What you should do :: Your task is to extract every entry that follows word for word while excluding the pictures.

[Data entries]
——
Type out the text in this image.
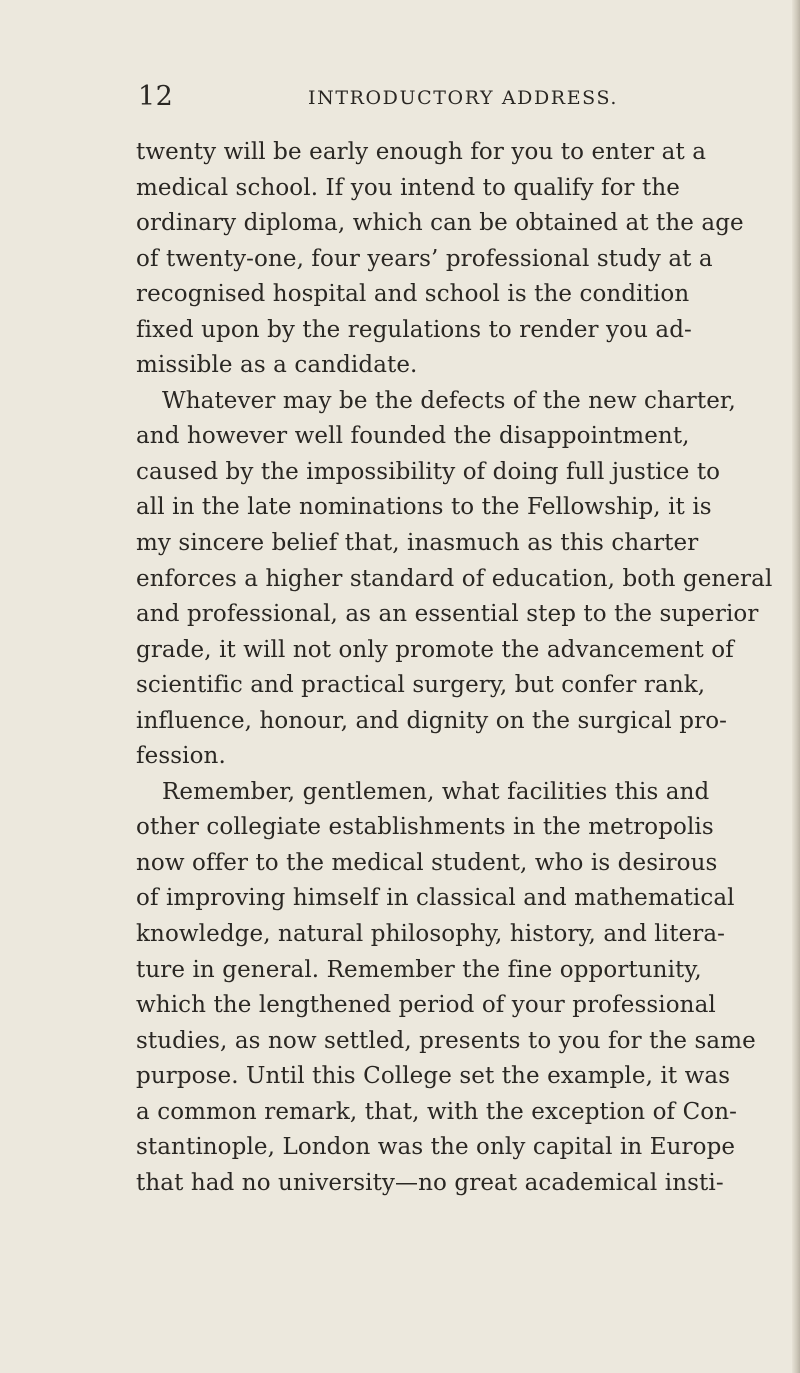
12	INTRODUCTORY ADDRESS.
twenty will be early enough for you to enter at a
medical school. If you intend to qualify for the
ordinary diploma, which can be obtained at the age
of twenty-one, four years’ professional study at a
recognised hospital and school is the condition
fixed upon by the regulations to render you ad-
missible as a candidate.
Whatever may be the defects of the new charter,
and however well founded the disappointment,
caused by the impossibility of doing full justice to
all in the late nominations to the Fellowship, it is
my sincere belief that, inasmuch as this charter
enforces a higher standard of education, both general
and professional, as an essential step to the superior
grade, it will not only promote the advancement of
scientific and practical surgery, but confer rank,
influence, honour, and dignity on the surgical pro-
fession.
Remember, gentlemen, what facilities this and
other collegiate establishments in the metropolis
now offer to the medical student, who is desirous
of improving himself in classical and mathematical
knowledge, natural philosophy, history, and litera-
ture in general. Remember the fine opportunity,
which the lengthened period of your professional
studies, as now settled, presents to you for the same
purpose. Until this College set the example, it was
a common remark, that, with the exception of Con-
stantinople, London was the only capital in Europe
that had no university—no great academical insti-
——
Answer for this exercise ::
Type out the text in this image.
12	INTRODUCTORY ADDRESS.
twenty will be early enough for you to enter at a
medical school. If you intend to qualify for the
ordinary diploma, which can be obtained at the age
of twenty-one, four years’ professional study at a
recognised hospital and school is the condition
fixed upon by the regulations to render you ad-
missible as a candidate.
Whatever may be the defects of the new charter,
and however well founded the disappointment,
caused by the impossibility of doing full justice to
all in the late nominations to the Fellowship, it is
my sincere belief that, inasmuch as this charter
enforces a higher standard of education, both general
and professional, as an essential step to the superior
grade, it will not only promote the advancement of
scientific and practical surgery, but confer rank,
influence, honour, and dignity on the surgical pro-
fession.
Remember, gentlemen, what facilities this and
other collegiate establishments in the metropolis
now offer to the medical student, who is desirous
of improving himself in classical and mathematical
knowledge, natural philosophy, history, and litera-
ture in general. Remember the fine opportunity,
which the lengthened period of your professional
studies, as now settled, presents to you for the same
purpose. Until this College set the example, it was
a common remark, that, with the exception of Con-
stantinople, London was the only capital in Europe
that had no university—no great academical insti-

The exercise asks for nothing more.